The exercise: Gather each line of the entries below that includes "Treament".

Collected data
________________________

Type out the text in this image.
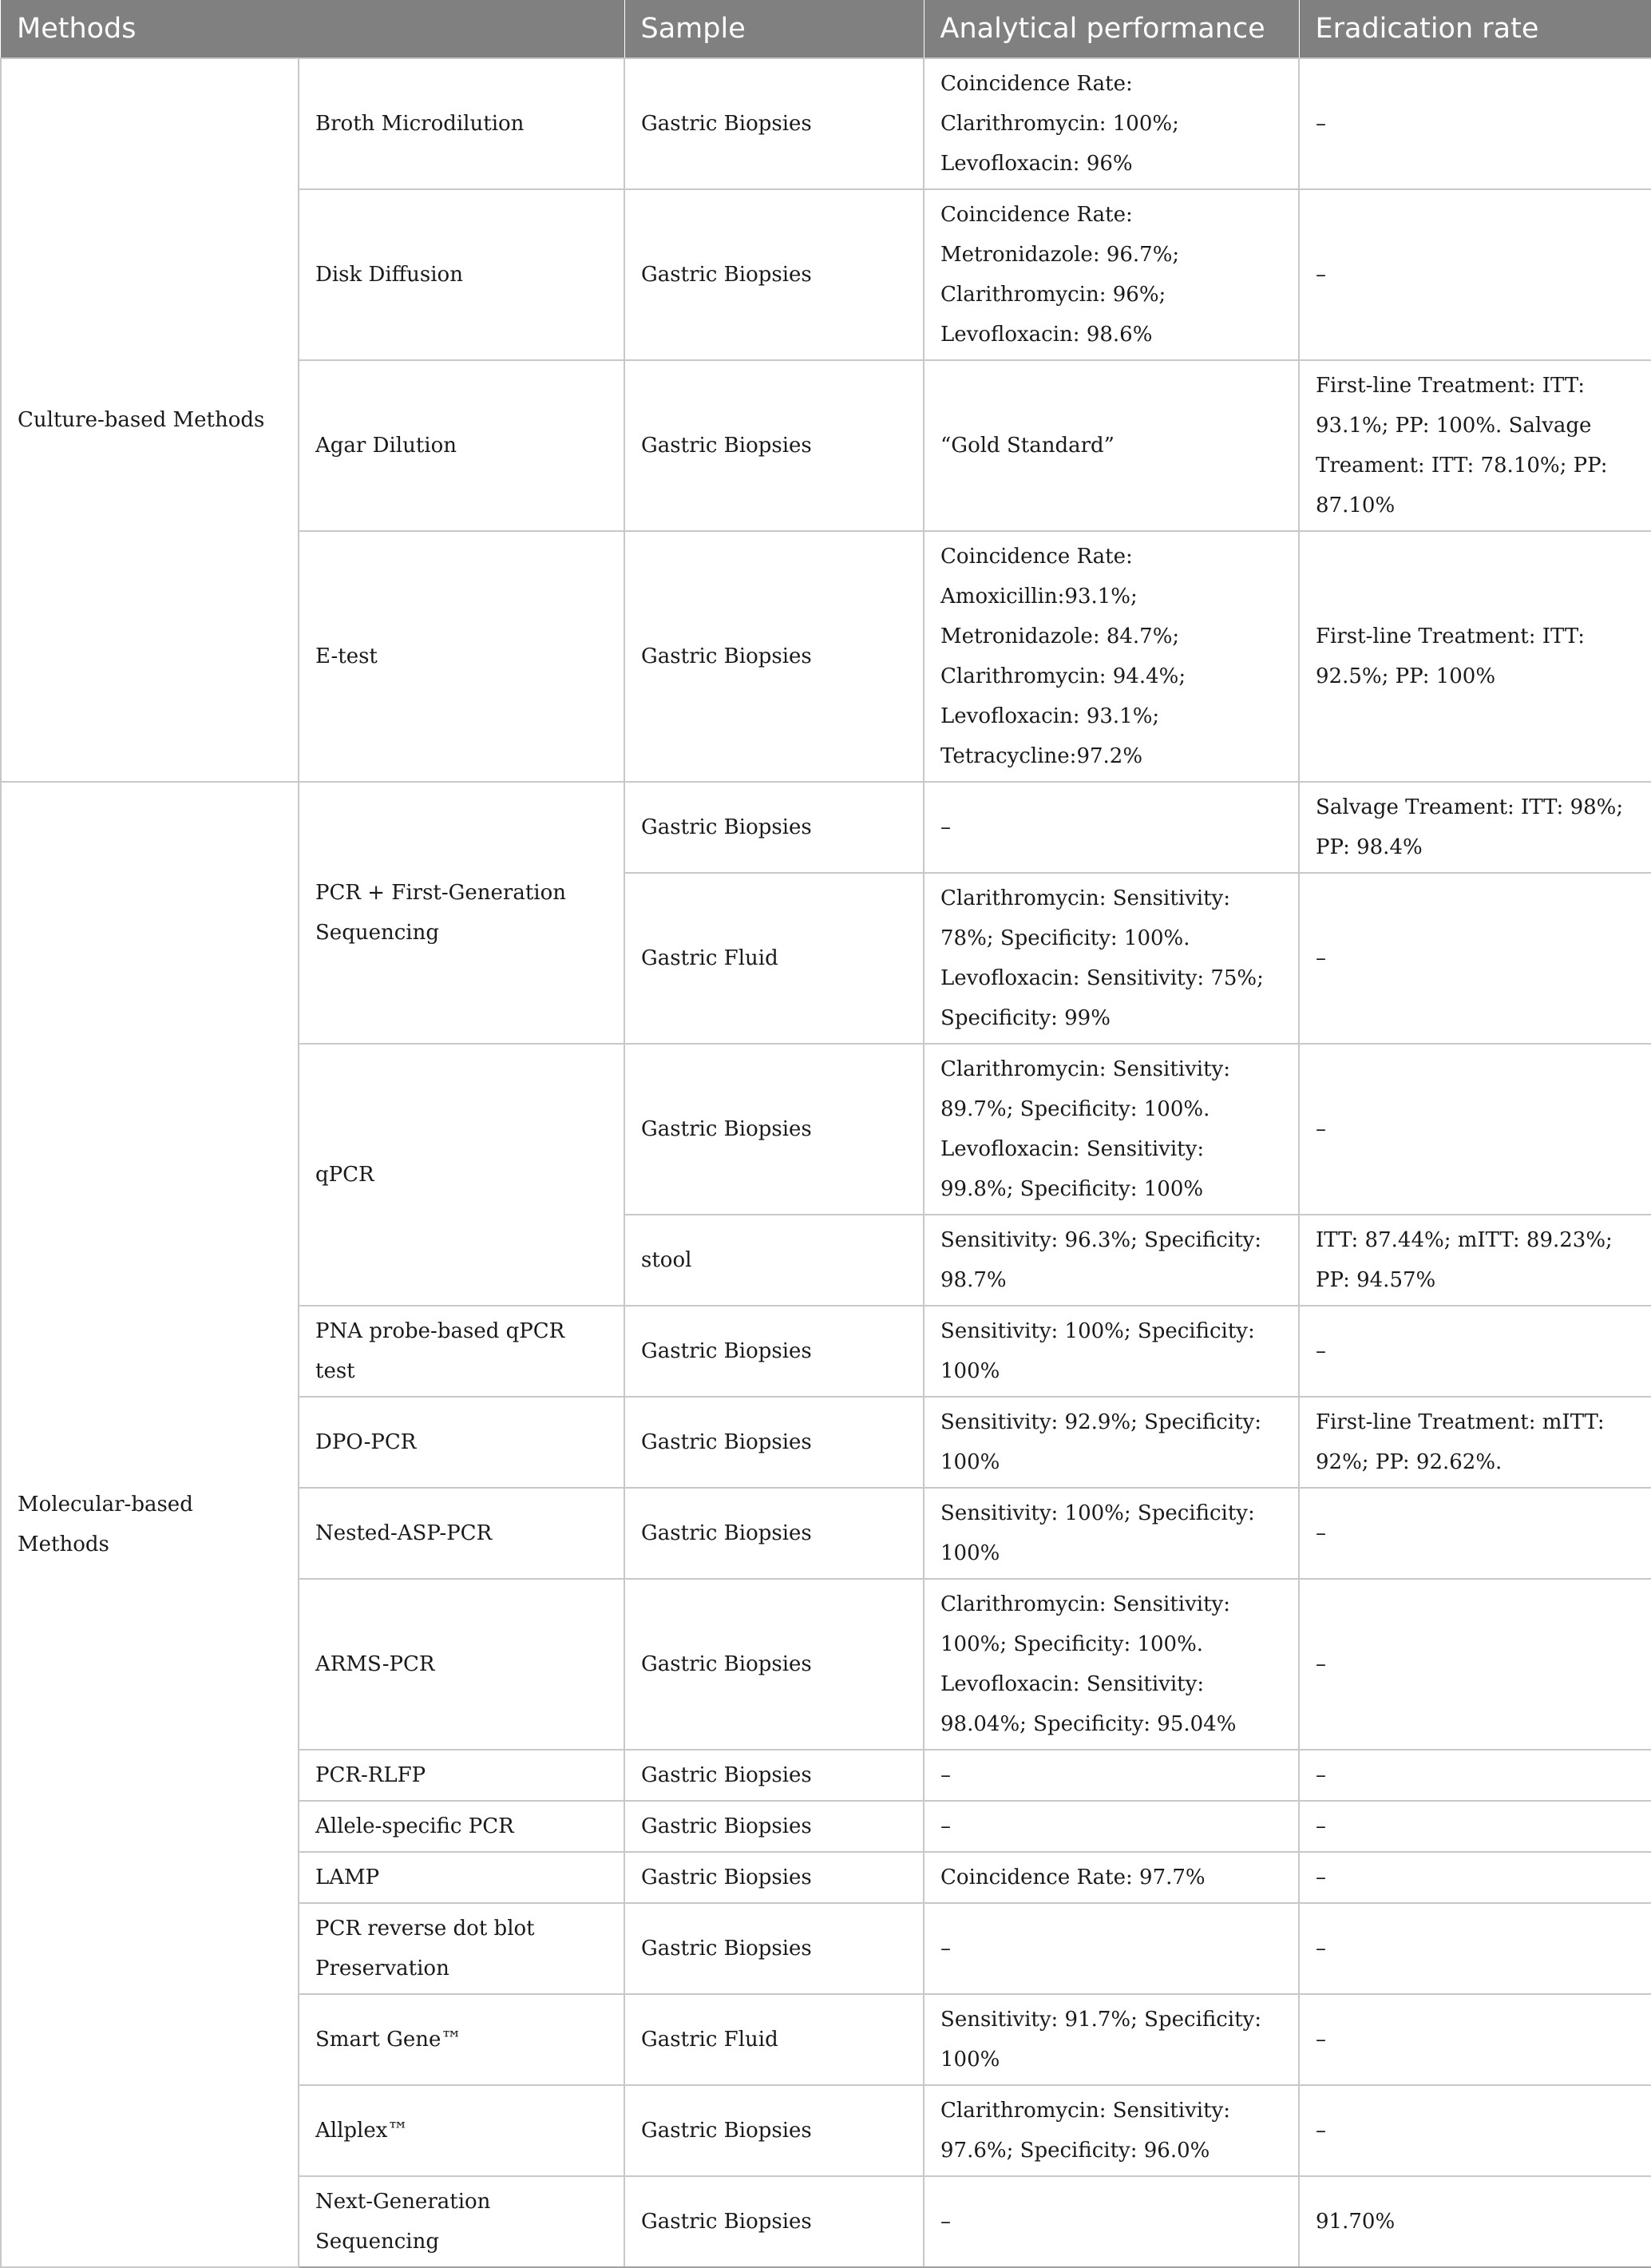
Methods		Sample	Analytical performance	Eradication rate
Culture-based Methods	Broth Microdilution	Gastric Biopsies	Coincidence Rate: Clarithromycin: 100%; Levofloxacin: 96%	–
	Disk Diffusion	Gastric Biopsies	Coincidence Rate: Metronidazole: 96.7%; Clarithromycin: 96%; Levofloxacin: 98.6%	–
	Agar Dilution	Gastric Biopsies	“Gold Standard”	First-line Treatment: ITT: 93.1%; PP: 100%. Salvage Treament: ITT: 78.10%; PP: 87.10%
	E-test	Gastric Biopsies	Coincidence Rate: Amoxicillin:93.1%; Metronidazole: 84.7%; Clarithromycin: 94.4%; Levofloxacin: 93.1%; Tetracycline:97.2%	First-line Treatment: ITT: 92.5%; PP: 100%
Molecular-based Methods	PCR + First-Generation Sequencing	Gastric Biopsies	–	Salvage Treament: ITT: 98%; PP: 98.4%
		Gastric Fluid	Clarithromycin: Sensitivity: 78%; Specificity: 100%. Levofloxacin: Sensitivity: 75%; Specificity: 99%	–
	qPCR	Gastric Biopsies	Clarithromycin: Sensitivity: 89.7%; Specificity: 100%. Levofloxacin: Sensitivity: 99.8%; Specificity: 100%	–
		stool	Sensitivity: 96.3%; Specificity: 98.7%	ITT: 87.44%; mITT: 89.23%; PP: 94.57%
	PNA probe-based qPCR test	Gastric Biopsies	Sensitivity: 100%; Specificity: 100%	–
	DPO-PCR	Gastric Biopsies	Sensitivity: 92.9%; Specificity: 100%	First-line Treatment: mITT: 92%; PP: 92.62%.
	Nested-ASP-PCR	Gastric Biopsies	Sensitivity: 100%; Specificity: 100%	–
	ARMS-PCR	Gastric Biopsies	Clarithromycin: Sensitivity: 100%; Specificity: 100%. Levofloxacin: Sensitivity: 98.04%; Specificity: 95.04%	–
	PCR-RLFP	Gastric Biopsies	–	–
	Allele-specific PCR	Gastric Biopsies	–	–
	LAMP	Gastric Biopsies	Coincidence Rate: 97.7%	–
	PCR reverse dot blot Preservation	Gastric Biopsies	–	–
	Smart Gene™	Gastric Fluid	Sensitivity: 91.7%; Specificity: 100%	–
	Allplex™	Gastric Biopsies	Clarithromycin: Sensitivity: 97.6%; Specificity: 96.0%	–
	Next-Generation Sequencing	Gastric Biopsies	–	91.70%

________________________

Result:
	Agar Dilution	Gastric Biopsies	“Gold Standard”	First-line Treatment: ITT: 93.1%; PP: 100%. Salvage Treament: ITT: 78.10%; PP: 87.10%
Molecular-based Methods	PCR + First-Generation Sequencing	Gastric Biopsies	–	Salvage Treament: ITT: 98%; PP: 98.4%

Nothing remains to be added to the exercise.